**Aim**
Write out the material exactly. Do not include the pictures.

**Record set**
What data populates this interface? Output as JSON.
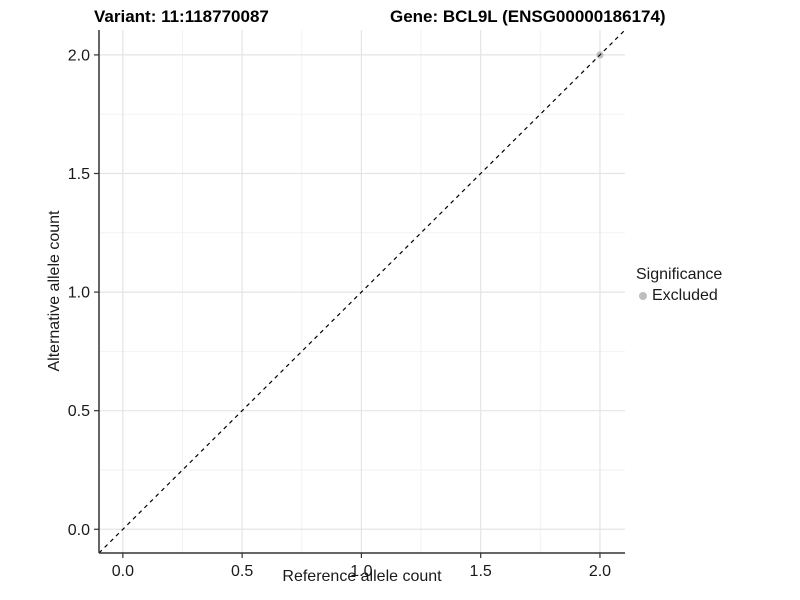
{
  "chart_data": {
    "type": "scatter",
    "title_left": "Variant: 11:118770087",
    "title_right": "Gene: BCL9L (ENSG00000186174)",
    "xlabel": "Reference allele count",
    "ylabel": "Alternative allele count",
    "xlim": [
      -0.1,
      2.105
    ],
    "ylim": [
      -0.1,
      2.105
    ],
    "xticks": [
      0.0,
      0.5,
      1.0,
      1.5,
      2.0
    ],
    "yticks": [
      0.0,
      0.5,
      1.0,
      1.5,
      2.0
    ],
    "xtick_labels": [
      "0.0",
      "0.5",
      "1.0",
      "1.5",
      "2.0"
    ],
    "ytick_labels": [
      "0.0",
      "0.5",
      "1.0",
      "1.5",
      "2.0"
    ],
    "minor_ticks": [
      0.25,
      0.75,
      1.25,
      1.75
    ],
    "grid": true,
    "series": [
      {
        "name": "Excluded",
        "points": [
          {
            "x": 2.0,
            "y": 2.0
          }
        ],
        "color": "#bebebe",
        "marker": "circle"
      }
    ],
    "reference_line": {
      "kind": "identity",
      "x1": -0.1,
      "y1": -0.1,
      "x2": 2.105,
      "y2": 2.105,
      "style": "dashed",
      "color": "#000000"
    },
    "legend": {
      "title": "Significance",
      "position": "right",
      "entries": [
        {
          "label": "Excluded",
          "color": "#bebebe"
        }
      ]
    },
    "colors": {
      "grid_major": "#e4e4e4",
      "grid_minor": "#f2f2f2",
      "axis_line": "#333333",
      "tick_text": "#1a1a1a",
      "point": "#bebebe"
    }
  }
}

**Full response**
What data populates this interface? Output as JSON.
{
  "chart_data": {
    "type": "scatter",
    "title_left": "Variant: 11:118770087",
    "title_right": "Gene: BCL9L (ENSG00000186174)",
    "xlabel": "Reference allele count",
    "ylabel": "Alternative allele count",
    "xlim": [
      -0.1,
      2.105
    ],
    "ylim": [
      -0.1,
      2.105
    ],
    "xticks": [
      0.0,
      0.5,
      1.0,
      1.5,
      2.0
    ],
    "yticks": [
      0.0,
      0.5,
      1.0,
      1.5,
      2.0
    ],
    "xtick_labels": [
      "0.0",
      "0.5",
      "1.0",
      "1.5",
      "2.0"
    ],
    "ytick_labels": [
      "0.0",
      "0.5",
      "1.0",
      "1.5",
      "2.0"
    ],
    "minor_ticks": [
      0.25,
      0.75,
      1.25,
      1.75
    ],
    "grid": true,
    "series": [
      {
        "name": "Excluded",
        "points": [
          {
            "x": 2.0,
            "y": 2.0
          }
        ],
        "color": "#bebebe",
        "marker": "circle"
      }
    ],
    "reference_line": {
      "kind": "identity",
      "x1": -0.1,
      "y1": -0.1,
      "x2": 2.105,
      "y2": 2.105,
      "style": "dashed",
      "color": "#000000"
    },
    "legend": {
      "title": "Significance",
      "position": "right",
      "entries": [
        {
          "label": "Excluded",
          "color": "#bebebe"
        }
      ]
    },
    "colors": {
      "grid_major": "#e4e4e4",
      "grid_minor": "#f2f2f2",
      "axis_line": "#333333",
      "tick_text": "#1a1a1a",
      "point": "#bebebe"
    }
  }
}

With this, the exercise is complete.